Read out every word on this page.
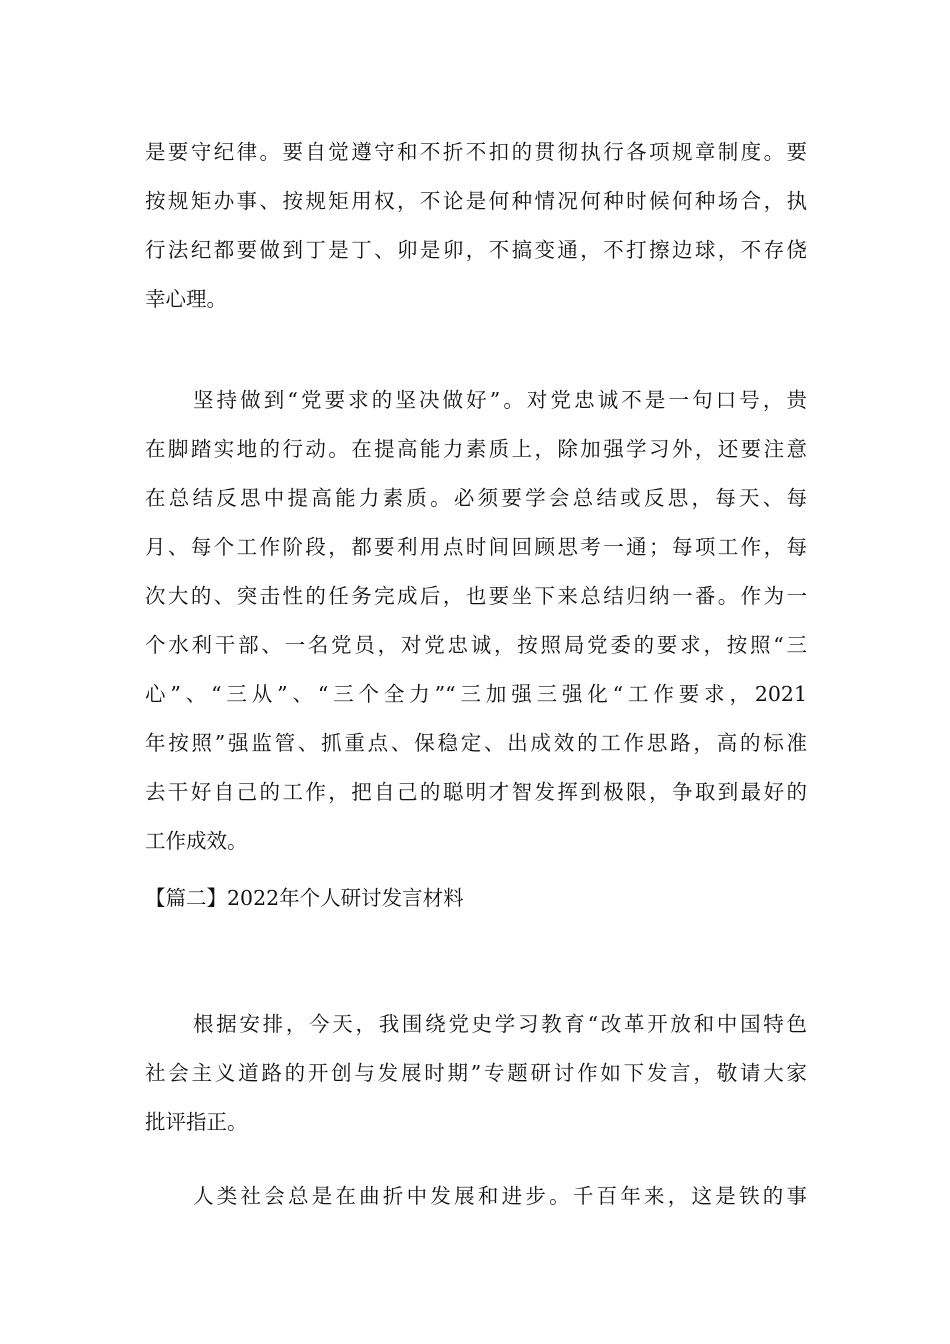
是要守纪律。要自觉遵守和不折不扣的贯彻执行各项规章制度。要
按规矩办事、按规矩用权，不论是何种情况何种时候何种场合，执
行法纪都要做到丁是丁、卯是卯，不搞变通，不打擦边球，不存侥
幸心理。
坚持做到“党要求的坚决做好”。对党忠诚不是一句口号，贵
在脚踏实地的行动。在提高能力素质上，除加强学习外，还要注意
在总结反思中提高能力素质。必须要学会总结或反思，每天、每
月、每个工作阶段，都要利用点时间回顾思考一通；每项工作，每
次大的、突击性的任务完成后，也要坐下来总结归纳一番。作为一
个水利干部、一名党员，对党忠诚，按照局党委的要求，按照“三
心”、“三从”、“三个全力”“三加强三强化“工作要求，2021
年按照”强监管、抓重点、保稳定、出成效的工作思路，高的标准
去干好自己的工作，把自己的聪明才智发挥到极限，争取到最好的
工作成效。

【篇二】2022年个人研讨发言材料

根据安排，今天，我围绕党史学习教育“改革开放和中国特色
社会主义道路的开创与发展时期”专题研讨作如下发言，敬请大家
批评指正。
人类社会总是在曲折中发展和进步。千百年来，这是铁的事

################

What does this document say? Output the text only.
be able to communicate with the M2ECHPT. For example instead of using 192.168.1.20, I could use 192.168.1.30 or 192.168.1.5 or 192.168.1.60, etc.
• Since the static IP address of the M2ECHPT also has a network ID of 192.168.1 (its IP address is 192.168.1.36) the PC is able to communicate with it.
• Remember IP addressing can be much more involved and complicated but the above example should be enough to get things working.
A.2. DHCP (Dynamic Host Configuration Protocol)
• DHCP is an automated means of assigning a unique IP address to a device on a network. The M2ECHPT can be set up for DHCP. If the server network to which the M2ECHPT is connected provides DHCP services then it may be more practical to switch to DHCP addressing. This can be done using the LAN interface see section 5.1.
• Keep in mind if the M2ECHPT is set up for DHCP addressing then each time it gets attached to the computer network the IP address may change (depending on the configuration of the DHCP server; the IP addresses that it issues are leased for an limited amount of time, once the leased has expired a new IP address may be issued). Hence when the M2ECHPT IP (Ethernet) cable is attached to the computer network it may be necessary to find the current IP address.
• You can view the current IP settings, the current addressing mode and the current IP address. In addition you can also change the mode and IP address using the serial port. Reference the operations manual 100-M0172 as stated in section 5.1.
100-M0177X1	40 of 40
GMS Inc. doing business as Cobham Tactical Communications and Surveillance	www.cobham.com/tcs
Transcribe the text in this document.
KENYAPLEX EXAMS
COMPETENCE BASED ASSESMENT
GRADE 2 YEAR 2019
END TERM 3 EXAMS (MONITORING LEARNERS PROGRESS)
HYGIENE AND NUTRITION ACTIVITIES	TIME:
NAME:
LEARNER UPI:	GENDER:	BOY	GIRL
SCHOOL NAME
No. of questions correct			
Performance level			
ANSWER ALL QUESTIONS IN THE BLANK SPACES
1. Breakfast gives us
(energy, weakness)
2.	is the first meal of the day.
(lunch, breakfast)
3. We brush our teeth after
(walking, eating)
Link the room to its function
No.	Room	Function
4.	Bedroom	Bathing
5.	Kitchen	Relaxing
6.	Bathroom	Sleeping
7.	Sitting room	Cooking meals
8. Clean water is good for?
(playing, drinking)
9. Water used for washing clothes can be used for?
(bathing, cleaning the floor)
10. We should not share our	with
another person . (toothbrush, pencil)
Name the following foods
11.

################

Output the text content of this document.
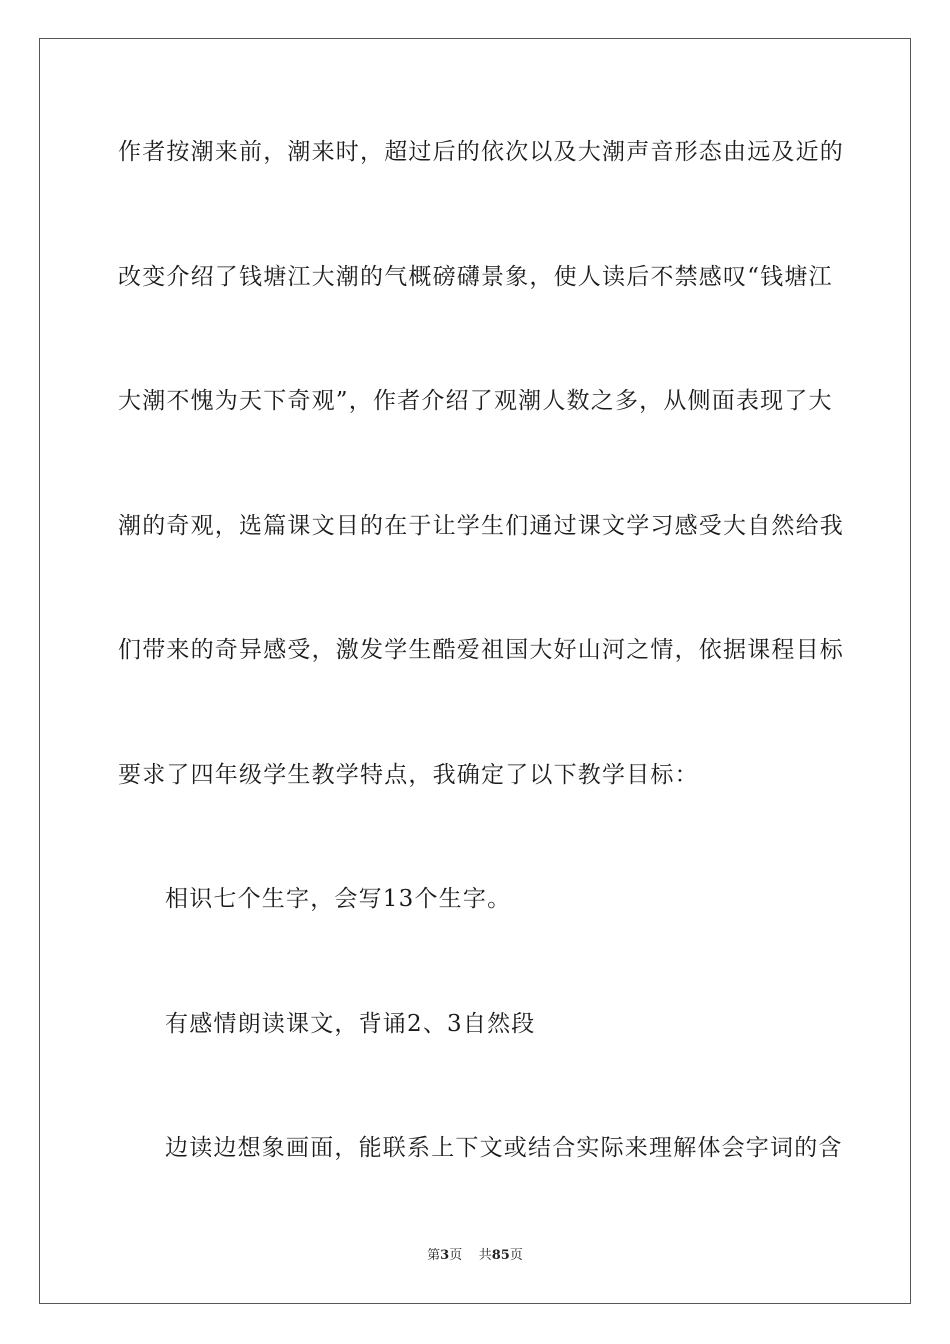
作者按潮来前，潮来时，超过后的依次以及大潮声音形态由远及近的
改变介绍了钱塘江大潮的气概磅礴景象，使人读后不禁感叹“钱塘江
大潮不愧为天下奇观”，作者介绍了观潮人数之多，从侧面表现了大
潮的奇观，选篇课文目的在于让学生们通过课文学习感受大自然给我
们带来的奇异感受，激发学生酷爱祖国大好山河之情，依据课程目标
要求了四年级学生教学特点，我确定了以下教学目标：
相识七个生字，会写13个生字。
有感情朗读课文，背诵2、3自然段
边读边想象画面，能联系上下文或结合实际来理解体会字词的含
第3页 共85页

################

__What you will do__
Every line in the data above that contains "document" needs to be copied.

__Result for this exercise__
What does this document say? Output the text only.
Transcribe the text in this document.
Output the text content of this document.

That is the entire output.